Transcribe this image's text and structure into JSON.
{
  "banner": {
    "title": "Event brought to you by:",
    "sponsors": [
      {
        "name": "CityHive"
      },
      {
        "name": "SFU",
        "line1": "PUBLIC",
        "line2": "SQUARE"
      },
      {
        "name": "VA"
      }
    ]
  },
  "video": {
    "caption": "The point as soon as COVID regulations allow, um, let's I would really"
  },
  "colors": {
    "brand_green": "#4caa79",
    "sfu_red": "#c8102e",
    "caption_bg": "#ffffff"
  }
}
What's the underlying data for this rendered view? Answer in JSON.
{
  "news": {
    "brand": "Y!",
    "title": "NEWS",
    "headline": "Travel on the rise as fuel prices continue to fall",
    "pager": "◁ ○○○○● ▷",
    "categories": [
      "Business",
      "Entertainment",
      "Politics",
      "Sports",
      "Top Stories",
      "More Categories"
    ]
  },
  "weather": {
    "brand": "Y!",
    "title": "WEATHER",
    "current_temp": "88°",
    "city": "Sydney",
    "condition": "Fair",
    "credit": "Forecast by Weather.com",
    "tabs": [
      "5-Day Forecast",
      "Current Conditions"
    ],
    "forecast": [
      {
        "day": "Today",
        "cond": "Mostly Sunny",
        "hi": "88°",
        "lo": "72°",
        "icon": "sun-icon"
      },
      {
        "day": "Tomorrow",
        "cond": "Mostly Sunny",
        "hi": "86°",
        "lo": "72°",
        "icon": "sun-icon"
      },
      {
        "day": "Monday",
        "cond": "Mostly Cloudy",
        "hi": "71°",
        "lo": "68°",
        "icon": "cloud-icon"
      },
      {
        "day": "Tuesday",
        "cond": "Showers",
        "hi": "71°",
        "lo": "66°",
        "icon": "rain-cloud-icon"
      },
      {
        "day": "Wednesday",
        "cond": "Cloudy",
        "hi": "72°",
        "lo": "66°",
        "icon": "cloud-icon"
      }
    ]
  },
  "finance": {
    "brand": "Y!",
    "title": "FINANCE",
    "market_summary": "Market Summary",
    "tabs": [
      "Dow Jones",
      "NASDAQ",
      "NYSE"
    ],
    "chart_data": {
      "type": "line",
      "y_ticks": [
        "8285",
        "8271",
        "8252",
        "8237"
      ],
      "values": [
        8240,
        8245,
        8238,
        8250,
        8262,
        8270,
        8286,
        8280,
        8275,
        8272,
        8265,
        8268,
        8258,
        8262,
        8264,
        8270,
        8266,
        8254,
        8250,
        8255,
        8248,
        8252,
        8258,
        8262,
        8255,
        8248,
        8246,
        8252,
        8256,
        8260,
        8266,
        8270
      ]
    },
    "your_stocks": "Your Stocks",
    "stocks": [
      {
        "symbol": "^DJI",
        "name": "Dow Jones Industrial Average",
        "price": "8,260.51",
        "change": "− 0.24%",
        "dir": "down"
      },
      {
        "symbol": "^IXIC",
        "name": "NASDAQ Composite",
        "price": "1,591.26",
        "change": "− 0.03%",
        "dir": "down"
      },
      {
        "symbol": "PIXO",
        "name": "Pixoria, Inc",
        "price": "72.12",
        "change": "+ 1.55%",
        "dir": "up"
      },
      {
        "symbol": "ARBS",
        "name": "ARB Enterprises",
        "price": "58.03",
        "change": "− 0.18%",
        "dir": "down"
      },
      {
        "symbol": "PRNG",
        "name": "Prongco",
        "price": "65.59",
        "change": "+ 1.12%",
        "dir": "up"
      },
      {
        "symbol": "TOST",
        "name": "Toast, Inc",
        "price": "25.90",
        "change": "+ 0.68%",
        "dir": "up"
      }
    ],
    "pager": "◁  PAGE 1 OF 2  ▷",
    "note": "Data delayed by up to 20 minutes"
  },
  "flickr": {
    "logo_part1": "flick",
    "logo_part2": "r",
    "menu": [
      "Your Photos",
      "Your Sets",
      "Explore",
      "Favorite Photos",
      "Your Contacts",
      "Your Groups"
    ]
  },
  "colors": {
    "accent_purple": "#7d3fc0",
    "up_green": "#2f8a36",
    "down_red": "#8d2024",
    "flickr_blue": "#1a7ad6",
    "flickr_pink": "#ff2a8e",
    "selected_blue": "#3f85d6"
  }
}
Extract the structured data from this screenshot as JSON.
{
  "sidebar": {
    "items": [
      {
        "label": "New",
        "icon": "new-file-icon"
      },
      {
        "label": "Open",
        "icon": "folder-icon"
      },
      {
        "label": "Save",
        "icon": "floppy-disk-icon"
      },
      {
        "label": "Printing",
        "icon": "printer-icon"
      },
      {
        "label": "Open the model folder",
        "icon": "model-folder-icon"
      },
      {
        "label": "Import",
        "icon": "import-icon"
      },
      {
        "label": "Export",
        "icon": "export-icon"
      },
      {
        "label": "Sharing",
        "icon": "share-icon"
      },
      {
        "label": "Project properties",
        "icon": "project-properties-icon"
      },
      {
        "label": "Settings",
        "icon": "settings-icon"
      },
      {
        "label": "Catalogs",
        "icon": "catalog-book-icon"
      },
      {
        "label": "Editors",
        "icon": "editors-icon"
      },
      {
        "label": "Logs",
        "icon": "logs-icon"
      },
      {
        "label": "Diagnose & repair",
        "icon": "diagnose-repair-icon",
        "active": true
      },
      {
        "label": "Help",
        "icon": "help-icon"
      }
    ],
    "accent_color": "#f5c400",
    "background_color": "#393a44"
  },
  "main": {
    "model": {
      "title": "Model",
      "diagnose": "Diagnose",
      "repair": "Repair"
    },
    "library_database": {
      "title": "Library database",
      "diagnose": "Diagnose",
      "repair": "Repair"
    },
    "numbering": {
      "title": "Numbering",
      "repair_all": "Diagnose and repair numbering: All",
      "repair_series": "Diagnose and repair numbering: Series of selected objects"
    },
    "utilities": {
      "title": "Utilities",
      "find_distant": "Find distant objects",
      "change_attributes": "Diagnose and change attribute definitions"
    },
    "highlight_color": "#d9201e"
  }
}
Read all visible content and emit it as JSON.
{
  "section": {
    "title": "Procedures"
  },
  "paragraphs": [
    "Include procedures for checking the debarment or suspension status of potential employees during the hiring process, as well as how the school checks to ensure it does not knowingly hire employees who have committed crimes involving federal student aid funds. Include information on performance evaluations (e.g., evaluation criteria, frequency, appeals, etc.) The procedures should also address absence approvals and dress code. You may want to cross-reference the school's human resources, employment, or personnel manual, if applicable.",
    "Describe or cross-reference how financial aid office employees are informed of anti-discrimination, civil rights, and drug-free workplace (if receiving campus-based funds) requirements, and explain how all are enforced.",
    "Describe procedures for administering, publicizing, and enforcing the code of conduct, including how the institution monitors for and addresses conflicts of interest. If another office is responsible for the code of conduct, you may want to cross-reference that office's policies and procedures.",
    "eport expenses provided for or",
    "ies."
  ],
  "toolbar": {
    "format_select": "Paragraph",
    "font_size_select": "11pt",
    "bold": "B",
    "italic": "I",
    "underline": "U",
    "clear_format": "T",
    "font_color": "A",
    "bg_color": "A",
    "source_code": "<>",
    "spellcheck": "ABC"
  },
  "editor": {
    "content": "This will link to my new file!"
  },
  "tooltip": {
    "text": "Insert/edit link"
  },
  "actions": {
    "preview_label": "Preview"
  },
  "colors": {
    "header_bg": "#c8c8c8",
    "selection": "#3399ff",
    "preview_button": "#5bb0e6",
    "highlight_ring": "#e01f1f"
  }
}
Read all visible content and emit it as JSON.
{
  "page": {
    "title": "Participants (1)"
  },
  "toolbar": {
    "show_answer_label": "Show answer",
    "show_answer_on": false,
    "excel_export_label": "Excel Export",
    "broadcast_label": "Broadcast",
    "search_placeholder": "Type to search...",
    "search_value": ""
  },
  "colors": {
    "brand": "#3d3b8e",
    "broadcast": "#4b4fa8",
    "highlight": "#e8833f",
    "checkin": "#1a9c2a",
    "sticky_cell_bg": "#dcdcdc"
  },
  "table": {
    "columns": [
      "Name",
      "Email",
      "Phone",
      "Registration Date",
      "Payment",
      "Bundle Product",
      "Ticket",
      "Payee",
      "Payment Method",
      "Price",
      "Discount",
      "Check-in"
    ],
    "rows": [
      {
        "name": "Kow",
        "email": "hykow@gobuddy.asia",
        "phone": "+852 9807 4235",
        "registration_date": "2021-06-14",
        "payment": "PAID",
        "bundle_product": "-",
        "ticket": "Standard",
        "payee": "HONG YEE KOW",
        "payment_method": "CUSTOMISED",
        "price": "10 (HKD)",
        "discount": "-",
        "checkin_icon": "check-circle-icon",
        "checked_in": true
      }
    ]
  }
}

Written request: Count the lines in the records above that hold the word "text", and give only that number.

Task output: 2